**SET PROBLEM**: From the rows below, pull out every line that contains the string "axis" and copy each one.
-- Start of DATASET EXCERPTS --
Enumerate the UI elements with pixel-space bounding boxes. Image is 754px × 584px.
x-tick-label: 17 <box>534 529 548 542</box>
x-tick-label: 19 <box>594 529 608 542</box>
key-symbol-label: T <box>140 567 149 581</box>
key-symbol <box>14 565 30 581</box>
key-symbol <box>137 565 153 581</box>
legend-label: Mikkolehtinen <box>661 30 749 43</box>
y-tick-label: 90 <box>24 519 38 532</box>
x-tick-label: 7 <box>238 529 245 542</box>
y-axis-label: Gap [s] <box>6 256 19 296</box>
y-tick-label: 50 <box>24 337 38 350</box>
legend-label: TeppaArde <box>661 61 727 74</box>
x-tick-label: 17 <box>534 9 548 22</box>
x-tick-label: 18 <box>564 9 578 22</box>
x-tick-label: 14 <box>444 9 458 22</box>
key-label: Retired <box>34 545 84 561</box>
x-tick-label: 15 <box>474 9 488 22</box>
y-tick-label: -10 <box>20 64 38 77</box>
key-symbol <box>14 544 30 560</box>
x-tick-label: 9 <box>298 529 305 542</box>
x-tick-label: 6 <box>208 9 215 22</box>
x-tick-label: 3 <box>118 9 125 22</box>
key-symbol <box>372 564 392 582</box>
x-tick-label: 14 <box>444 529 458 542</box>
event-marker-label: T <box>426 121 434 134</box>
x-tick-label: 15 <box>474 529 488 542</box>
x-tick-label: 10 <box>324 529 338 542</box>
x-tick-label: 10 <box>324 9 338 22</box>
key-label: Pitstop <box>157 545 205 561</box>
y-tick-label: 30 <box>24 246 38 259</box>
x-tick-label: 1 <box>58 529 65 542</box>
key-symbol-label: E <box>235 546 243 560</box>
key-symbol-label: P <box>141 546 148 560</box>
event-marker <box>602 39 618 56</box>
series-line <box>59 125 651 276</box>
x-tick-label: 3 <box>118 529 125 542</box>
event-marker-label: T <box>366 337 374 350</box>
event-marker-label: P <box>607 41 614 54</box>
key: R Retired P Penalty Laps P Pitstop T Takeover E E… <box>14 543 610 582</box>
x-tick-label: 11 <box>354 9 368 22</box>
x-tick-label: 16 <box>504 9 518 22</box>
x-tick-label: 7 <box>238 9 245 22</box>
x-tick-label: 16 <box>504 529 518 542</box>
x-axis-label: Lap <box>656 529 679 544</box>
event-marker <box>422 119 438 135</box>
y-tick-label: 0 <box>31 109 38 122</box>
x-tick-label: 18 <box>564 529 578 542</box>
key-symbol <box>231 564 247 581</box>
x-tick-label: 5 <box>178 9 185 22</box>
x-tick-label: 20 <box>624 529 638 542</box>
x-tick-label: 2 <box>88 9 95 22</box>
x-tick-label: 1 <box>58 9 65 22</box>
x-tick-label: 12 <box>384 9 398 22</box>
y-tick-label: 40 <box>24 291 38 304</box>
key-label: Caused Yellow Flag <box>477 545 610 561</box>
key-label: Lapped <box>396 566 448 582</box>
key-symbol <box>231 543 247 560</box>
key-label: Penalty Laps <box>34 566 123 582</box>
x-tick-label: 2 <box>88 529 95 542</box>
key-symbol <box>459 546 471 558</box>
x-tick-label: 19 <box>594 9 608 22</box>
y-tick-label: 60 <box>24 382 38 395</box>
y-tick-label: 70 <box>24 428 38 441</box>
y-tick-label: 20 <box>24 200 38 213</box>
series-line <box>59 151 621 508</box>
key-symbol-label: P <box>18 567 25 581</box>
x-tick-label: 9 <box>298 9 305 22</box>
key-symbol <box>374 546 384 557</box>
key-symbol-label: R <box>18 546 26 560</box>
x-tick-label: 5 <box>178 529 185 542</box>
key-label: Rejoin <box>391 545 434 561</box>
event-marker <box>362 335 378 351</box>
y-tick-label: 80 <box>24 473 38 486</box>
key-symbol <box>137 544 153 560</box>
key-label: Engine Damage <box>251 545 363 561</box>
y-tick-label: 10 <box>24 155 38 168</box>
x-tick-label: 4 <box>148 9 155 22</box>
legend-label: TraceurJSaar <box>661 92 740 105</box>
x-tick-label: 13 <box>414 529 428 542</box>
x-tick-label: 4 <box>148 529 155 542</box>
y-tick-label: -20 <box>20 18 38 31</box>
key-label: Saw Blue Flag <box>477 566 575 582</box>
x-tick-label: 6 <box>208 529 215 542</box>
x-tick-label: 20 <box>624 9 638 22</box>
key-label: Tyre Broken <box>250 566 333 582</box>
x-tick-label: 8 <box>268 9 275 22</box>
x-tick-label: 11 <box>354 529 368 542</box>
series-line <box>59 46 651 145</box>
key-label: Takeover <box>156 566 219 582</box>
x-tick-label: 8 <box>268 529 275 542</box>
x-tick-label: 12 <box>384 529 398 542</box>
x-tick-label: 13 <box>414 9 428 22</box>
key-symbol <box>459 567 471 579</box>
-- End of DATASET EXCERPTS --
**SOLUTION TO THIS EXERCISE**:
y-axis-label: Gap [s] <box>6 256 19 296</box>
x-axis-label: Lap <box>656 529 679 544</box>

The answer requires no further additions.